Stored rows:
........

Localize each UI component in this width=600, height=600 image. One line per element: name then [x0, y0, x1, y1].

........

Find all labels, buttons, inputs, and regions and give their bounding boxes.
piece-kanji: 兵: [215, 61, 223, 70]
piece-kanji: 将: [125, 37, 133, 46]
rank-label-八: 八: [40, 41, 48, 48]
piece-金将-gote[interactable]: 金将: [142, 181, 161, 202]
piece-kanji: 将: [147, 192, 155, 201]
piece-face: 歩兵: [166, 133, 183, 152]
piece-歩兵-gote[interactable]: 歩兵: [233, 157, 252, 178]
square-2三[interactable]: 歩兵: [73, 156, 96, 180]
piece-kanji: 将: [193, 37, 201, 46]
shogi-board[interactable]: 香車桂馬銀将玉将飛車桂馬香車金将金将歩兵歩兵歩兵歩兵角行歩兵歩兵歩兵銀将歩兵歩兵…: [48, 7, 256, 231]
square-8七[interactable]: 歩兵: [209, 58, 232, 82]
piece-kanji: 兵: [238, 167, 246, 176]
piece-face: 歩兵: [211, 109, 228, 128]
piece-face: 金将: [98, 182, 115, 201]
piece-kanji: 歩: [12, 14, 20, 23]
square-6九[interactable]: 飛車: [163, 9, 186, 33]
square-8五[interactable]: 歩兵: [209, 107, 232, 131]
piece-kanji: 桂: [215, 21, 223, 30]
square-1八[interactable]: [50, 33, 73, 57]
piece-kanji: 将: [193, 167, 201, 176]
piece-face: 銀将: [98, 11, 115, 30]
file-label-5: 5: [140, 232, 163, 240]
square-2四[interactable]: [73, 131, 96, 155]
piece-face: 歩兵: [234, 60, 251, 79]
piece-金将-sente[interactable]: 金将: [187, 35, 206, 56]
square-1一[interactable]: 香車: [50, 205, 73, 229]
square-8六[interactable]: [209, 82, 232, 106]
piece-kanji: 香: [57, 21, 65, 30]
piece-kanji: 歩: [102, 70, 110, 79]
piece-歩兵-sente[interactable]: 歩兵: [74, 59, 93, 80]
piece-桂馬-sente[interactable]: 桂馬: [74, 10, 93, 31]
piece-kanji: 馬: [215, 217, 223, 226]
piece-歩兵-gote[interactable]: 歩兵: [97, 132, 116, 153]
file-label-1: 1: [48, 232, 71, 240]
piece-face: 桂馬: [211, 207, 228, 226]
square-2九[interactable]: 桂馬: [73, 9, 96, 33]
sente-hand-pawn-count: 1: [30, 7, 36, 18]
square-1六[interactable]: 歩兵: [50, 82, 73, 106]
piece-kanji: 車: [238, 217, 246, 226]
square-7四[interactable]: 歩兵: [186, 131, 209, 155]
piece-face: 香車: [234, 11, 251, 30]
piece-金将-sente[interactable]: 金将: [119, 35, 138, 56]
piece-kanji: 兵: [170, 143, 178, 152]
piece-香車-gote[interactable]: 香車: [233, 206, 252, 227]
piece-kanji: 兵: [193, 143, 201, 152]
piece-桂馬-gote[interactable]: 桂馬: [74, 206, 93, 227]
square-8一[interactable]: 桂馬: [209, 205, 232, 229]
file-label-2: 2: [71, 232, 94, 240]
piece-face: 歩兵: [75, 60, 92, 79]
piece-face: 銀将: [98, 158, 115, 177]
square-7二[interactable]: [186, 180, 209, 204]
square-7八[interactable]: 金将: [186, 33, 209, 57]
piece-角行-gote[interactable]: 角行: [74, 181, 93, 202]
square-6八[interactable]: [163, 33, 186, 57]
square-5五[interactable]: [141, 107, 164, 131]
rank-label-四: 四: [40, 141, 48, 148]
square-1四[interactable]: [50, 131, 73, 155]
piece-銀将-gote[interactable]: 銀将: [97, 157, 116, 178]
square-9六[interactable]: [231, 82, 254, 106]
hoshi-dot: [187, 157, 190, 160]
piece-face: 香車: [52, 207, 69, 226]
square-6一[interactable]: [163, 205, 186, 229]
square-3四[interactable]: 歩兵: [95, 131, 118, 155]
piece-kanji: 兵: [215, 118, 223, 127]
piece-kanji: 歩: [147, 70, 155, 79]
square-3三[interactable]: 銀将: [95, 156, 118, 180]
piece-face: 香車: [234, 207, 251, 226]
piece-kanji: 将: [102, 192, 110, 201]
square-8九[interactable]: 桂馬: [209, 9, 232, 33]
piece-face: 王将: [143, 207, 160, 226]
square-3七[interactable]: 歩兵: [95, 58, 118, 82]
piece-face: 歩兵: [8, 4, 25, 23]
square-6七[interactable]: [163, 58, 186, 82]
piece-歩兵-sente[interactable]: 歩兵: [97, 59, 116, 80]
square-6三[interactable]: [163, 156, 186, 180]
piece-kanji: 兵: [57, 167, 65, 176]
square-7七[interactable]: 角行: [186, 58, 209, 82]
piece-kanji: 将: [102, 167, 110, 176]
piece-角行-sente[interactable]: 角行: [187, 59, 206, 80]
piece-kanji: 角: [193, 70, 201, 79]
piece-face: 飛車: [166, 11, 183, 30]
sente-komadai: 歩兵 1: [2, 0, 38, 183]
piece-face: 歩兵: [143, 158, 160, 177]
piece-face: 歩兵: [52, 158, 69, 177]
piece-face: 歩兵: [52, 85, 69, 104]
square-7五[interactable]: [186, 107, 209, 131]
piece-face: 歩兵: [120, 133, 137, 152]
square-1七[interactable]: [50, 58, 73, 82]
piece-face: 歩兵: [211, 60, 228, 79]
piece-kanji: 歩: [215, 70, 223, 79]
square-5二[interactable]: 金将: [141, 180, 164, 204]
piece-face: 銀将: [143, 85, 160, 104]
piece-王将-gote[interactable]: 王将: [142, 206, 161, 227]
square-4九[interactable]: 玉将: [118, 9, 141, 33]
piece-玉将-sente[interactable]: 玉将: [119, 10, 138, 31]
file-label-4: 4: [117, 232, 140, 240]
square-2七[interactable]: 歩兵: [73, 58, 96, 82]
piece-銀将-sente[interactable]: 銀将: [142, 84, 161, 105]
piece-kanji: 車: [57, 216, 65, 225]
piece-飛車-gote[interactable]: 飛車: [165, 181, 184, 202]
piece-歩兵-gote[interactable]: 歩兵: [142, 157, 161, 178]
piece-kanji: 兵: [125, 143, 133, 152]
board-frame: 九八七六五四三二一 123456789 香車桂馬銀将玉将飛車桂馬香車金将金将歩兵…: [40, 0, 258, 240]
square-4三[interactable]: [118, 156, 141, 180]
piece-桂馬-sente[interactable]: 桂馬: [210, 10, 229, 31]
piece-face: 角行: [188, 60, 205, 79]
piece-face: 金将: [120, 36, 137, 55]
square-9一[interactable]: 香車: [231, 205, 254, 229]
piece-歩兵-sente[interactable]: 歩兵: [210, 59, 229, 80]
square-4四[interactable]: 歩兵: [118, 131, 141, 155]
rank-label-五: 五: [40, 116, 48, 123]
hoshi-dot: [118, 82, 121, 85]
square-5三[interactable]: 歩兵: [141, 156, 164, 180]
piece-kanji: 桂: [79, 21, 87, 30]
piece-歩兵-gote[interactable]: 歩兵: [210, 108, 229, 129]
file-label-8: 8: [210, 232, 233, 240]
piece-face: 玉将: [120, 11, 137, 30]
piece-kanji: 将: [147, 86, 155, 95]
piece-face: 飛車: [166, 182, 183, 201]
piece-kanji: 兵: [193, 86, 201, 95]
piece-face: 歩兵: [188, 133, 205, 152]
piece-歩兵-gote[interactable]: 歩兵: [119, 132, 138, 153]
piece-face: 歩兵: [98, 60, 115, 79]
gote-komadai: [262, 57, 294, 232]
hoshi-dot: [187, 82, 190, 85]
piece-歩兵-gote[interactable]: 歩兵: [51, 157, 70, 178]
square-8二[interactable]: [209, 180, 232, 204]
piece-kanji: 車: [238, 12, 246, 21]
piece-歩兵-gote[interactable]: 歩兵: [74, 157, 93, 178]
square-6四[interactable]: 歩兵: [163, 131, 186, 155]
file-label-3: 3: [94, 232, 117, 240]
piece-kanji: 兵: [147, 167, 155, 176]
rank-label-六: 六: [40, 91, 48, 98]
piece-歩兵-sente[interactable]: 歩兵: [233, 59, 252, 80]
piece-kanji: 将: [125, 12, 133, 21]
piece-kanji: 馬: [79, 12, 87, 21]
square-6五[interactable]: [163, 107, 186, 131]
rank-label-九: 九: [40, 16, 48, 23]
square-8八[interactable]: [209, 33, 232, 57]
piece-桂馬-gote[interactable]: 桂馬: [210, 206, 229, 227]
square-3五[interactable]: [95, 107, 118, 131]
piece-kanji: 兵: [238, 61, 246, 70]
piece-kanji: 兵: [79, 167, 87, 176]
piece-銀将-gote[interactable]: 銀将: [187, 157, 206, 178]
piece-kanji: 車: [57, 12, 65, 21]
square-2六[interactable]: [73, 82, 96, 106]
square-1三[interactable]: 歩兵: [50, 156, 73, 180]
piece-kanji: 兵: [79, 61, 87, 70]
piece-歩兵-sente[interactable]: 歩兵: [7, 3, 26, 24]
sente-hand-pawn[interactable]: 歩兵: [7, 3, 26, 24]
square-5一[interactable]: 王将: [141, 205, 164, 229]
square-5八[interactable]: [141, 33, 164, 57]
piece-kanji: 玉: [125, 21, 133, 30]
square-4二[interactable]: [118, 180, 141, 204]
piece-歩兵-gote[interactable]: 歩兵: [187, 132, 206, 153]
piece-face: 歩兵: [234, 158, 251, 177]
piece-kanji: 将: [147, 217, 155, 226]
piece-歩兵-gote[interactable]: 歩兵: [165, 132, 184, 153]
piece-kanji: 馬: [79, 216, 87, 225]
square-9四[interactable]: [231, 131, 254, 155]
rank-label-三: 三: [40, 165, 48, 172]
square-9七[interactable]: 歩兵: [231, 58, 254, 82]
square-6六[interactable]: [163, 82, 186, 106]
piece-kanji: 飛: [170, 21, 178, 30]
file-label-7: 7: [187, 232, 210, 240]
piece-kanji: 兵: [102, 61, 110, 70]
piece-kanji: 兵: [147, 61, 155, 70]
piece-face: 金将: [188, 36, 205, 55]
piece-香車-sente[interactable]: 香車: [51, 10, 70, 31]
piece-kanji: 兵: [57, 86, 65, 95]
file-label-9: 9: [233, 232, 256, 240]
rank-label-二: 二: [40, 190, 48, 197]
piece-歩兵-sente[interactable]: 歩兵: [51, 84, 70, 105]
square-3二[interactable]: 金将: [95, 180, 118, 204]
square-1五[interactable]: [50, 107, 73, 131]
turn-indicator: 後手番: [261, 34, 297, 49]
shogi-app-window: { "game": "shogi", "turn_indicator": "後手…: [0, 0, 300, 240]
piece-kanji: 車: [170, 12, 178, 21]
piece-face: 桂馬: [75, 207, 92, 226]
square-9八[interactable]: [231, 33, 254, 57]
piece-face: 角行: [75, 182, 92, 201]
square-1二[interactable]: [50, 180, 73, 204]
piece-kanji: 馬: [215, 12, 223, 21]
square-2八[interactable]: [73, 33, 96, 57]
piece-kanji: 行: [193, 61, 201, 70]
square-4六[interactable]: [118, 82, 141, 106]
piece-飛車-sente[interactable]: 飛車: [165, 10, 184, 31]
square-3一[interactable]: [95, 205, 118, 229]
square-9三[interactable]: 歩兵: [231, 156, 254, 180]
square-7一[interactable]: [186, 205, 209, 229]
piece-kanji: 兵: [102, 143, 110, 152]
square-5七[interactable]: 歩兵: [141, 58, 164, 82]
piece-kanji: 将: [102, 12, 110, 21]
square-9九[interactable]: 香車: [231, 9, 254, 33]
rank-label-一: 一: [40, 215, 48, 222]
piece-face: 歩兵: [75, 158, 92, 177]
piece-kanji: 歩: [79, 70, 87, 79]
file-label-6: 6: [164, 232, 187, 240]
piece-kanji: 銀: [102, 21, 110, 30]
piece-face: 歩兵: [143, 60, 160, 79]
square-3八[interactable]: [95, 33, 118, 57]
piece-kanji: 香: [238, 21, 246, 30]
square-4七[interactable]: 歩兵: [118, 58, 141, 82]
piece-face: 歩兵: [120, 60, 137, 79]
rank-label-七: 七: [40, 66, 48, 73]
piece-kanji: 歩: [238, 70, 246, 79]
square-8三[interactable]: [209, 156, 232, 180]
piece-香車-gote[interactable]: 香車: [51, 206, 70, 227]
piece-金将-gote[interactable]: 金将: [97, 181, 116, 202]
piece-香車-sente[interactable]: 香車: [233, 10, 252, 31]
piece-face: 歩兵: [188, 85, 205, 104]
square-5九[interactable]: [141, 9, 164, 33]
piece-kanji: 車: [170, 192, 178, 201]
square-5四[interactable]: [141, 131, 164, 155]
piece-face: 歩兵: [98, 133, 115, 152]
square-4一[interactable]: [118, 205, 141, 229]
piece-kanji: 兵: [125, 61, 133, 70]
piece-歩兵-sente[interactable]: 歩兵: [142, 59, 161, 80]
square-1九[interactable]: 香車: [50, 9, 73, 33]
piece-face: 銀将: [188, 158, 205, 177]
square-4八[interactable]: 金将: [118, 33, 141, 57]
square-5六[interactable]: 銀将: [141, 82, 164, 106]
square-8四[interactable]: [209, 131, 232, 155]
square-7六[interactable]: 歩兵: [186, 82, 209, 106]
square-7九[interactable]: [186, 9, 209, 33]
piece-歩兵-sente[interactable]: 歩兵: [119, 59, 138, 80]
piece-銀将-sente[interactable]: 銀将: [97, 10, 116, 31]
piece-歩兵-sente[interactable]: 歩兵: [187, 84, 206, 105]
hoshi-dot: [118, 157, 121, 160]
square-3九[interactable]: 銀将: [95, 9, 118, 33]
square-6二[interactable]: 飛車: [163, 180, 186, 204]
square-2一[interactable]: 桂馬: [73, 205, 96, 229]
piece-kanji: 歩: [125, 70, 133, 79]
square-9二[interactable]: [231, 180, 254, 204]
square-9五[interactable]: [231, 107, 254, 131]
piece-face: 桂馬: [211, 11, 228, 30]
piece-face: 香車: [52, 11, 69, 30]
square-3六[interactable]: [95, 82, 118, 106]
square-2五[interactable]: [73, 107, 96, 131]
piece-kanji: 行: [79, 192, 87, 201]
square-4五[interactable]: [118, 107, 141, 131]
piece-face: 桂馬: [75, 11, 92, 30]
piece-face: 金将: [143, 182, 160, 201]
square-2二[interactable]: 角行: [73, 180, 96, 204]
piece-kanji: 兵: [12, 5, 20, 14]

........

Print the entries again unchanged, beginning at the line containing "Find all labels, buttons, inputs, and" and stopping after the line containing "piece-歩兵-gote[interactable]: 歩兵: [233, 157, 252, 178]".

Find all labels, buttons, inputs, and regions and give their bounding boxes.
piece-kanji: 兵: [215, 61, 223, 70]
piece-kanji: 将: [125, 37, 133, 46]
rank-label-八: 八: [40, 41, 48, 48]
piece-金将-gote[interactable]: 金将: [142, 181, 161, 202]
piece-kanji: 将: [147, 192, 155, 201]
piece-face: 歩兵: [166, 133, 183, 152]
piece-歩兵-gote[interactable]: 歩兵: [233, 157, 252, 178]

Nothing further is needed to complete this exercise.